◆ **Kaynak metin**
+ + + + +
Zafer mi, hezimet mi, rezalet mi, reklam mı pek belli değil gibi, ama kesin olan nokta şu ki, Türkiye F1 Formula yarışmalarının ödül töreninde Kuzey Kıbrıs Türk Cumhuriyetinin Cumhurbaşkanı sayın Talat’ı ödül veren konumunda kullanarak güya Türkiye’nin Kıbrıs tezine ve Kuzey Kıbrıs Cumhuriyetine meşruiyet kazandırma taktiği bize pahalıya patladı gibi.
FIA, F1 yarışma organizasyonunda sporun siyasete âlet edildiği gerekçesiyle Türkiye’ye tam 5 milyon dolar para cezası kesti. Bu ceza kimilerince ucuza geçiştirilmiş bile sayıldı. Artık bundan başta sayın Hisarcıklıoğlu olmak üzere kimler sorumluysa onların düşünmesi gerekir. Zaten hükümet, ilk elde 5 milyon doların organizasyonu tertipleyenlerce ödenmesi gerektiği kanaatini belirtmede gecikmedi. Her kimin cebinden çıkarsa çıksın boşu boşuna milyon dolarlar havaya uçtu gibi. Bu kadar para cezası pahasına reklama değer mi, değmez mi zaman gösterecek.
+ + + + +
◆ **Kayıtlı veriler**

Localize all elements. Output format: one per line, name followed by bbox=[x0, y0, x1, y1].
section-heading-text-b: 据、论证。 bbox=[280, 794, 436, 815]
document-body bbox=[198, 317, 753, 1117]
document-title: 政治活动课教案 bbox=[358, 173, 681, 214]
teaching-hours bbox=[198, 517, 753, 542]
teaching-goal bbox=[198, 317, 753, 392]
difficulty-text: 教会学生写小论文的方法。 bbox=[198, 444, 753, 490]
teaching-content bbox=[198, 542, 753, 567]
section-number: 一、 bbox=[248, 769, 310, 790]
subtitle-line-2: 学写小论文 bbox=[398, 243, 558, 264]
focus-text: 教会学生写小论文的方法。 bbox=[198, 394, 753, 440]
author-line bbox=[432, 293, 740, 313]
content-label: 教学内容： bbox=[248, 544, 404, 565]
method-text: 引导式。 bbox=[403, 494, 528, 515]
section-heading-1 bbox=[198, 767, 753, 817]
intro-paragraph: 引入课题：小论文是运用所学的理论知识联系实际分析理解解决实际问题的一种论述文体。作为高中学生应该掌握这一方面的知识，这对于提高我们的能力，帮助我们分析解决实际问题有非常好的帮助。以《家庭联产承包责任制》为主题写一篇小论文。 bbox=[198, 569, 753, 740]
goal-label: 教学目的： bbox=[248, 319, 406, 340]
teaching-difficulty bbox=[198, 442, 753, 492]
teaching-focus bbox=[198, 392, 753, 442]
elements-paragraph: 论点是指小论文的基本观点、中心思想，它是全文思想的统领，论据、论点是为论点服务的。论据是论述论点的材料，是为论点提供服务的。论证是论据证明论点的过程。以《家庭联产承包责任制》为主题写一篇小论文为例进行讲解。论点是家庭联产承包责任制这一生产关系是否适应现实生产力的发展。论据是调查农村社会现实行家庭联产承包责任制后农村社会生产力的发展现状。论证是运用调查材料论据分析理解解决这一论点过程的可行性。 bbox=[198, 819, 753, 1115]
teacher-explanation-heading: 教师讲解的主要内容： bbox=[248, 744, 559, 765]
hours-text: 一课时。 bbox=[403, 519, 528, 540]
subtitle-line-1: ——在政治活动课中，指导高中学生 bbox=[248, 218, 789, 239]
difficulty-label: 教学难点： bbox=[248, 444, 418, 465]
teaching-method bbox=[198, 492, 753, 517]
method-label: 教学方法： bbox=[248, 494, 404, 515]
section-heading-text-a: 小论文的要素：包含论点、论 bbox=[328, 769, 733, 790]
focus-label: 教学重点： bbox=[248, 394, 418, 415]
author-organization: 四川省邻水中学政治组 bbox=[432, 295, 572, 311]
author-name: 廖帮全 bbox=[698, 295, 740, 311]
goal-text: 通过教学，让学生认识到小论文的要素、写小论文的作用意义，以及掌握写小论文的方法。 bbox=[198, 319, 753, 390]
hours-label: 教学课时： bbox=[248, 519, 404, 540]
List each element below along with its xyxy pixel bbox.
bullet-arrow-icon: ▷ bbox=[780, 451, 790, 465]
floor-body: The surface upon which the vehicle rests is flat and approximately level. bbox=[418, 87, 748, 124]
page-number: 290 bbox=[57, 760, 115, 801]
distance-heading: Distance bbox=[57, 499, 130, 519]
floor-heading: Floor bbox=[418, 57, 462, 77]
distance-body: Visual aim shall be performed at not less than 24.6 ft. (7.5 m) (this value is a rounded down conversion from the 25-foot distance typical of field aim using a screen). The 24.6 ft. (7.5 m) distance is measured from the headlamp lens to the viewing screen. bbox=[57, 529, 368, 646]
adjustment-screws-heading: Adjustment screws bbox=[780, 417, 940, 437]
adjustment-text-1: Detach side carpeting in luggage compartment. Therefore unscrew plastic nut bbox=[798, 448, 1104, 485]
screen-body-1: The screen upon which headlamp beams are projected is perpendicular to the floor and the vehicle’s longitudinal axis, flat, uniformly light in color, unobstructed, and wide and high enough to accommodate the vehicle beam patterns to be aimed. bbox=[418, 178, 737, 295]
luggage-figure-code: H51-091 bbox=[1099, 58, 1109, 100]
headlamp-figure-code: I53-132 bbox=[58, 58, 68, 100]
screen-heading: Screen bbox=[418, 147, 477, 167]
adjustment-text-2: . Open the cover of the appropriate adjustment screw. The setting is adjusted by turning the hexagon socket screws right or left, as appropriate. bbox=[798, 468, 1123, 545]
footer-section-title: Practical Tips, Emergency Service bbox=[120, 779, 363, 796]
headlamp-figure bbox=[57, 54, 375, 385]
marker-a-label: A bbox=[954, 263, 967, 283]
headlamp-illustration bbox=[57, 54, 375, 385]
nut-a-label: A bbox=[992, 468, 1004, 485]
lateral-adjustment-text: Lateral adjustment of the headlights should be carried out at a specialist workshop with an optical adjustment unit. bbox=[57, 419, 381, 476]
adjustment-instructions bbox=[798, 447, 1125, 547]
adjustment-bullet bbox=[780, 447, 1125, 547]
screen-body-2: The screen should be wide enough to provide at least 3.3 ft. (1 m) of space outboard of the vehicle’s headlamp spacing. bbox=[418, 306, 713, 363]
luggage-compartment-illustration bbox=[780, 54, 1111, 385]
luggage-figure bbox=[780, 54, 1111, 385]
+ + + + +
◆ **Yapılacak iş**
F1 cezasıyla ilgili yazının "FIA, F1 yarışma" sözlerinin geçtiği yerden başlayıp "mi zaman gösterecek." sözlerinden sonra biten bölümünü, "FIA" ifadesini "Uluslararası Otomobil Federasyonu" olarak değiştirerek yeniden yazın.

◆ **Alıştırmanın cevabı**
Uluslararası Otomobil Federasyonu, F1 yarışma organizasyonunda sporun siyasete âlet edildiği gerekçesiyle Türkiye’ye tam 5 milyon dolar para cezası kesti. Bu ceza kimilerince ucuza geçiştirilmiş bile sayıldı. Artık bundan başta sayın Hisarcıklıoğlu olmak üzere kimler sorumluysa onların düşünmesi gerekir. Zaten hükümet, ilk elde 5 milyon doların organizasyonu tertipleyenlerce ödenmesi gerektiği kanaatini belirtmede gecikmedi. Her kimin cebinden çıkarsa çıksın boşu boşuna milyon dolarlar havaya uçtu gibi. Bu kadar para cezası pahasına reklama değer mi, değmez mi zaman gösterecek.